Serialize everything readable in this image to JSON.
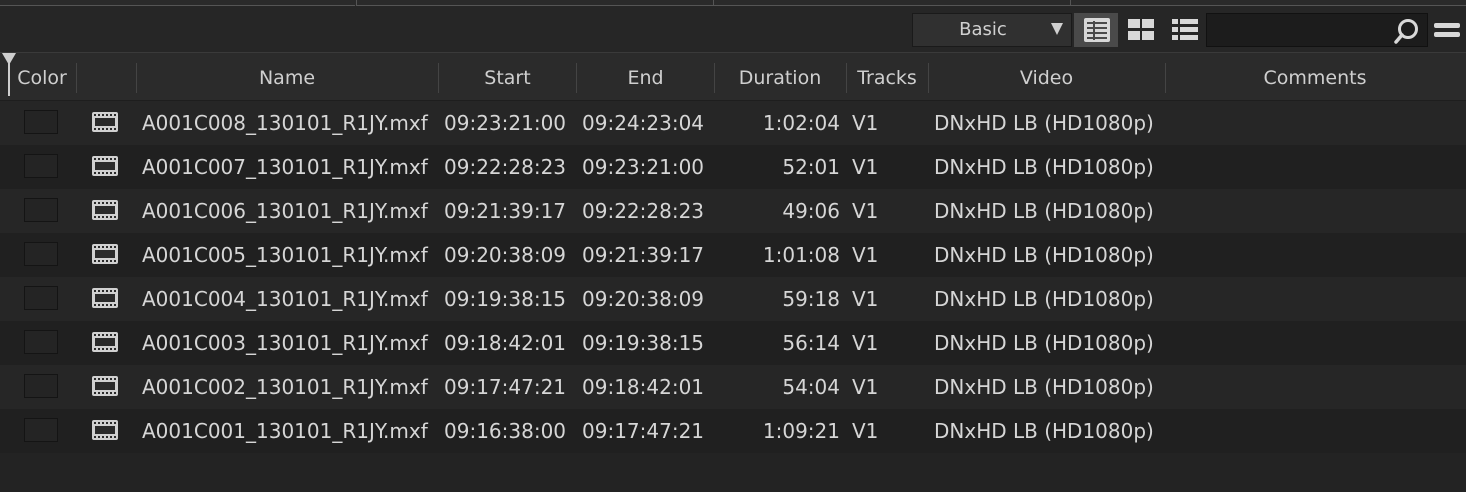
{
  "toolbar": {
    "view_mode": "Basic",
    "search": {
      "value": "",
      "placeholder": ""
    },
    "icons": [
      "grid-view-icon",
      "thumbnail-view-icon",
      "list-view-icon",
      "search-icon",
      "menu-icon"
    ],
    "active_view": "grid-view-icon"
  },
  "columns": {
    "color": "Color",
    "icon": "",
    "name": "Name",
    "start": "Start",
    "end": "End",
    "duration": "Duration",
    "tracks": "Tracks",
    "video": "Video",
    "comments": "Comments"
  },
  "clips": [
    {
      "name": "A001C008_130101_R1JY.mxf",
      "start": "09:23:21:00",
      "end": "09:24:23:04",
      "duration": "1:02:04",
      "tracks": "V1",
      "video": "DNxHD LB (HD1080p)",
      "comments": ""
    },
    {
      "name": "A001C007_130101_R1JY.mxf",
      "start": "09:22:28:23",
      "end": "09:23:21:00",
      "duration": "52:01",
      "tracks": "V1",
      "video": "DNxHD LB (HD1080p)",
      "comments": ""
    },
    {
      "name": "A001C006_130101_R1JY.mxf",
      "start": "09:21:39:17",
      "end": "09:22:28:23",
      "duration": "49:06",
      "tracks": "V1",
      "video": "DNxHD LB (HD1080p)",
      "comments": ""
    },
    {
      "name": "A001C005_130101_R1JY.mxf",
      "start": "09:20:38:09",
      "end": "09:21:39:17",
      "duration": "1:01:08",
      "tracks": "V1",
      "video": "DNxHD LB (HD1080p)",
      "comments": ""
    },
    {
      "name": "A001C004_130101_R1JY.mxf",
      "start": "09:19:38:15",
      "end": "09:20:38:09",
      "duration": "59:18",
      "tracks": "V1",
      "video": "DNxHD LB (HD1080p)",
      "comments": ""
    },
    {
      "name": "A001C003_130101_R1JY.mxf",
      "start": "09:18:42:01",
      "end": "09:19:38:15",
      "duration": "56:14",
      "tracks": "V1",
      "video": "DNxHD LB (HD1080p)",
      "comments": ""
    },
    {
      "name": "A001C002_130101_R1JY.mxf",
      "start": "09:17:47:21",
      "end": "09:18:42:01",
      "duration": "54:04",
      "tracks": "V1",
      "video": "DNxHD LB (HD1080p)",
      "comments": ""
    },
    {
      "name": "A001C001_130101_R1JY.mxf",
      "start": "09:16:38:00",
      "end": "09:17:47:21",
      "duration": "1:09:21",
      "tracks": "V1",
      "video": "DNxHD LB (HD1080p)",
      "comments": ""
    }
  ]
}
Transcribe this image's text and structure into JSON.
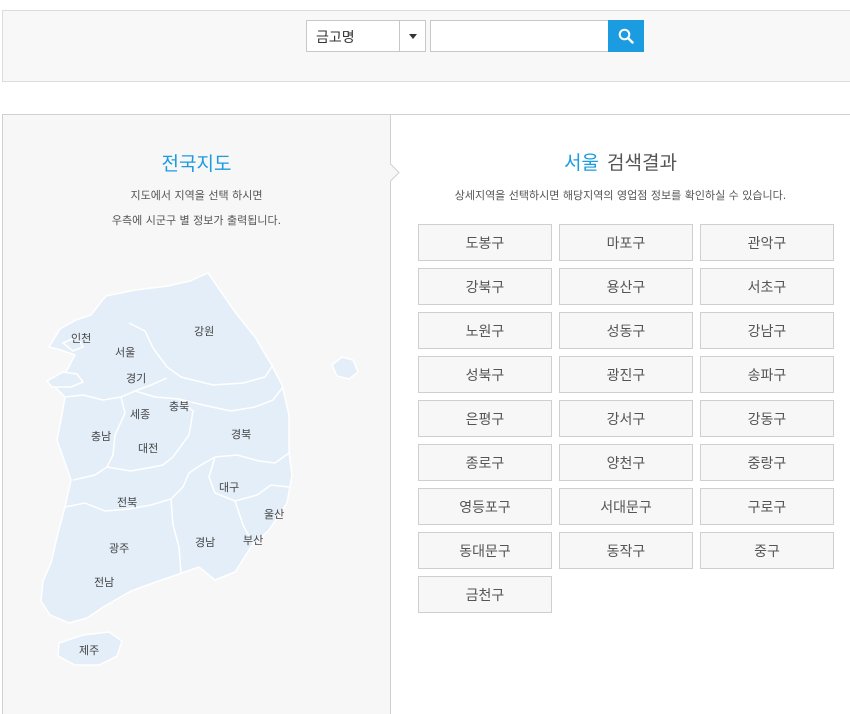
{
  "search": {
    "select_value": "금고명",
    "placeholder": ""
  },
  "map_panel": {
    "title": "전국지도",
    "desc_line1": "지도에서 지역을 선택 하시면",
    "desc_line2": "우측에 시군구 별 정보가 출력됩니다.",
    "regions": {
      "incheon": "인천",
      "seoul": "서울",
      "gangwon": "강원",
      "gyeonggi": "경기",
      "sejong": "세종",
      "chungbuk": "충북",
      "chungnam": "충남",
      "daejeon": "대전",
      "gyeongbuk": "경북",
      "daegu": "대구",
      "jeonbuk": "전북",
      "ulsan": "울산",
      "gwangju": "광주",
      "gyeongnam": "경남",
      "busan": "부산",
      "jeonnam": "전남",
      "jeju": "제주"
    }
  },
  "results": {
    "city": "서울",
    "suffix": "검색결과",
    "desc": "상세지역을 선택하시면 해당지역의 영업점 정보를 확인하실 수 있습니다.",
    "districts": [
      "도봉구",
      "마포구",
      "관악구",
      "강북구",
      "용산구",
      "서초구",
      "노원구",
      "성동구",
      "강남구",
      "성북구",
      "광진구",
      "송파구",
      "은평구",
      "강서구",
      "강동구",
      "종로구",
      "양천구",
      "중랑구",
      "영등포구",
      "서대문구",
      "구로구",
      "동대문구",
      "동작구",
      "중구",
      "금천구"
    ]
  },
  "colors": {
    "accent": "#1b9be0",
    "map_fill": "#e4eef8",
    "map_border": "#ffffff"
  }
}
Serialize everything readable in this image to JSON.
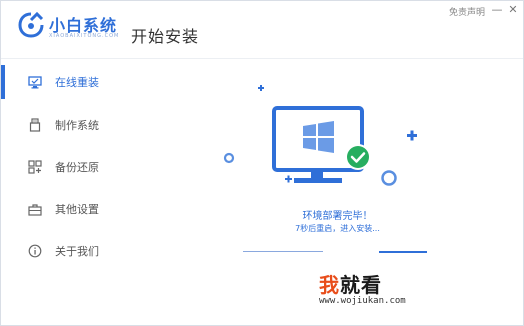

-------------------------

STATED GOAL
Begin with the line that contains "Transcribe this image's" and repeat every line through the end of the data, exactly and only those lines, leaving out the pictures.

REPLY
Transcribe this image's text and structure into JSON.
{
  "search": {
    "select_value": "금고명",
    "placeholder": ""
  },
  "map_panel": {
    "title": "전국지도",
    "desc_line1": "지도에서 지역을 선택 하시면",
    "desc_line2": "우측에 시군구 별 정보가 출력됩니다.",
    "regions": {
      "incheon": "인천",
      "seoul": "서울",
      "gangwon": "강원",
      "gyeonggi": "경기",
      "sejong": "세종",
      "chungbuk": "충북",
      "chungnam": "충남",
      "daejeon": "대전",
      "gyeongbuk": "경북",
      "daegu": "대구",
      "jeonbuk": "전북",
      "ulsan": "울산",
      "gwangju": "광주",
      "gyeongnam": "경남",
      "busan": "부산",
      "jeonnam": "전남",
      "jeju": "제주"
    }
  },
  "results": {
    "city": "서울",
    "suffix": "검색결과",
    "desc": "상세지역을 선택하시면 해당지역의 영업점 정보를 확인하실 수 있습니다.",
    "districts": [
      "도봉구",
      "마포구",
      "관악구",
      "강북구",
      "용산구",
      "서초구",
      "노원구",
      "성동구",
      "강남구",
      "성북구",
      "광진구",
      "송파구",
      "은평구",
      "강서구",
      "강동구",
      "종로구",
      "양천구",
      "중랑구",
      "영등포구",
      "서대문구",
      "구로구",
      "동대문구",
      "동작구",
      "중구",
      "금천구"
    ]
  },
  "colors": {
    "accent": "#1b9be0",
    "map_fill": "#e4eef8",
    "map_border": "#ffffff"
  }
}
Serialize everything readable in this image to JSON.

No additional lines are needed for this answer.